Write out the entries exactly, leaving out every picture.

- Opening Delimiter -

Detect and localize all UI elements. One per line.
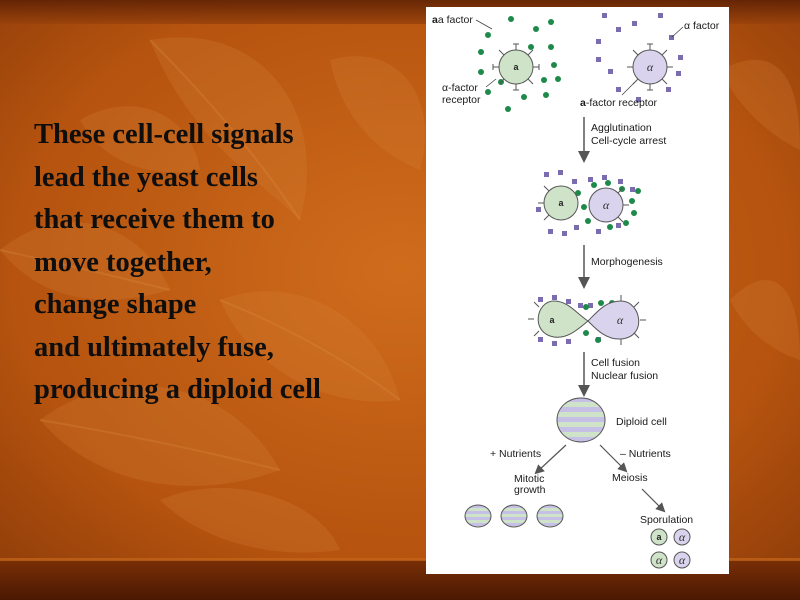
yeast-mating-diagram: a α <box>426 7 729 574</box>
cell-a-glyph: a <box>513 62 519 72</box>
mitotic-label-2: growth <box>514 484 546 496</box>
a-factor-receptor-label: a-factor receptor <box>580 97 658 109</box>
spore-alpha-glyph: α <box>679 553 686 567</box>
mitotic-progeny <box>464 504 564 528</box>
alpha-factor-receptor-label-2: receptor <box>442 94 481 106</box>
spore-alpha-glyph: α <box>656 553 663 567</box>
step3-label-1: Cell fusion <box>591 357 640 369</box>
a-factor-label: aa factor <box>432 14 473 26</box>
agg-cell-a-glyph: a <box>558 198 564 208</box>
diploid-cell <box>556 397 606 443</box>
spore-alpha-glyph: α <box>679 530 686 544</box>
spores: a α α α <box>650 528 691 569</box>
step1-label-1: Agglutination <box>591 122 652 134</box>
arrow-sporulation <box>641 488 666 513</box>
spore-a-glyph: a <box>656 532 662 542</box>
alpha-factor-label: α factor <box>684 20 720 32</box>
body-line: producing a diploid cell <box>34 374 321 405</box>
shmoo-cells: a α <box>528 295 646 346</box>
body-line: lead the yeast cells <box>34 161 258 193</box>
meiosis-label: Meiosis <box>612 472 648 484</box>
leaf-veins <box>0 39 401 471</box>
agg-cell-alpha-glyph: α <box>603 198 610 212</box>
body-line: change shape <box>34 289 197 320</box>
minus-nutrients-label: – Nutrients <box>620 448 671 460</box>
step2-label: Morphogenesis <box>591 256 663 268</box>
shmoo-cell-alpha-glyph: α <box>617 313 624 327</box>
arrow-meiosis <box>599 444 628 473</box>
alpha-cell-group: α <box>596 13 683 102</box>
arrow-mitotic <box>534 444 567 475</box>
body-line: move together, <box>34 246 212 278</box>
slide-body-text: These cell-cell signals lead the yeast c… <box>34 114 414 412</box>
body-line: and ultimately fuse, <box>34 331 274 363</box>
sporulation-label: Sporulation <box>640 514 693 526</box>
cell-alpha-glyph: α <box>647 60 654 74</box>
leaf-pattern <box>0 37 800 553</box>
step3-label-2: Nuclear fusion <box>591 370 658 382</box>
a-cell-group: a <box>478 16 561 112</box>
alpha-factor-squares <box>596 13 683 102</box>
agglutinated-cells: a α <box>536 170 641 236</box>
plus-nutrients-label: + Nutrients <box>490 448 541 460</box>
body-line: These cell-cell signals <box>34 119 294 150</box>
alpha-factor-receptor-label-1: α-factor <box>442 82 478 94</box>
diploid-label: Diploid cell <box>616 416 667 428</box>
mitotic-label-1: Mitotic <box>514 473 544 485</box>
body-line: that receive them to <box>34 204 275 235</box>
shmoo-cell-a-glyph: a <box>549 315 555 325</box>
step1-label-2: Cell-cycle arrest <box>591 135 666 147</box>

- Closing Delimiter -

• **Response to this exercise**
Detect and localize all UI elements. One per line.
yeast-mating-diagram: a α <box>426 7 729 574</box>
cell-a-glyph: a <box>513 62 519 72</box>
mitotic-label-2: growth <box>514 484 546 496</box>
a-factor-receptor-label: a-factor receptor <box>580 97 658 109</box>
spore-alpha-glyph: α <box>679 553 686 567</box>
mitotic-progeny <box>464 504 564 528</box>
alpha-factor-receptor-label-2: receptor <box>442 94 481 106</box>
spore-alpha-glyph: α <box>656 553 663 567</box>
step3-label-1: Cell fusion <box>591 357 640 369</box>
a-factor-label: aa factor <box>432 14 473 26</box>
agg-cell-a-glyph: a <box>558 198 564 208</box>
diploid-cell <box>556 397 606 443</box>
spore-alpha-glyph: α <box>679 530 686 544</box>
spores: a α α α <box>650 528 691 569</box>
step1-label-1: Agglutination <box>591 122 652 134</box>
arrow-sporulation <box>641 488 666 513</box>
spore-a-glyph: a <box>656 532 662 542</box>
alpha-factor-label: α factor <box>684 20 720 32</box>
body-line: producing a diploid cell <box>34 374 321 405</box>
shmoo-cells: a α <box>528 295 646 346</box>
body-line: lead the yeast cells <box>34 161 258 193</box>
meiosis-label: Meiosis <box>612 472 648 484</box>
leaf-veins <box>0 39 401 471</box>
agg-cell-alpha-glyph: α <box>603 198 610 212</box>
body-line: change shape <box>34 289 197 320</box>
minus-nutrients-label: – Nutrients <box>620 448 671 460</box>
step2-label: Morphogenesis <box>591 256 663 268</box>
shmoo-cell-alpha-glyph: α <box>617 313 624 327</box>
arrow-meiosis <box>599 444 628 473</box>
alpha-cell-group: α <box>596 13 683 102</box>
arrow-mitotic <box>534 444 567 475</box>
body-line: move together, <box>34 246 212 278</box>
slide-body-text: These cell-cell signals lead the yeast c… <box>34 114 414 412</box>
body-line: and ultimately fuse, <box>34 331 274 363</box>
sporulation-label: Sporulation <box>640 514 693 526</box>
cell-alpha-glyph: α <box>647 60 654 74</box>
leaf-pattern <box>0 37 800 553</box>
step3-label-2: Nuclear fusion <box>591 370 658 382</box>
a-cell-group: a <box>478 16 561 112</box>
alpha-factor-squares <box>596 13 683 102</box>
agglutinated-cells: a α <box>536 170 641 236</box>
plus-nutrients-label: + Nutrients <box>490 448 541 460</box>
body-line: These cell-cell signals <box>34 119 294 150</box>
alpha-factor-receptor-label-1: α-factor <box>442 82 478 94</box>
diploid-label: Diploid cell <box>616 416 667 428</box>
mitotic-label-1: Mitotic <box>514 473 544 485</box>
body-line: that receive them to <box>34 204 275 235</box>
shmoo-cell-a-glyph: a <box>549 315 555 325</box>
step1-label-2: Cell-cycle arrest <box>591 135 666 147</box>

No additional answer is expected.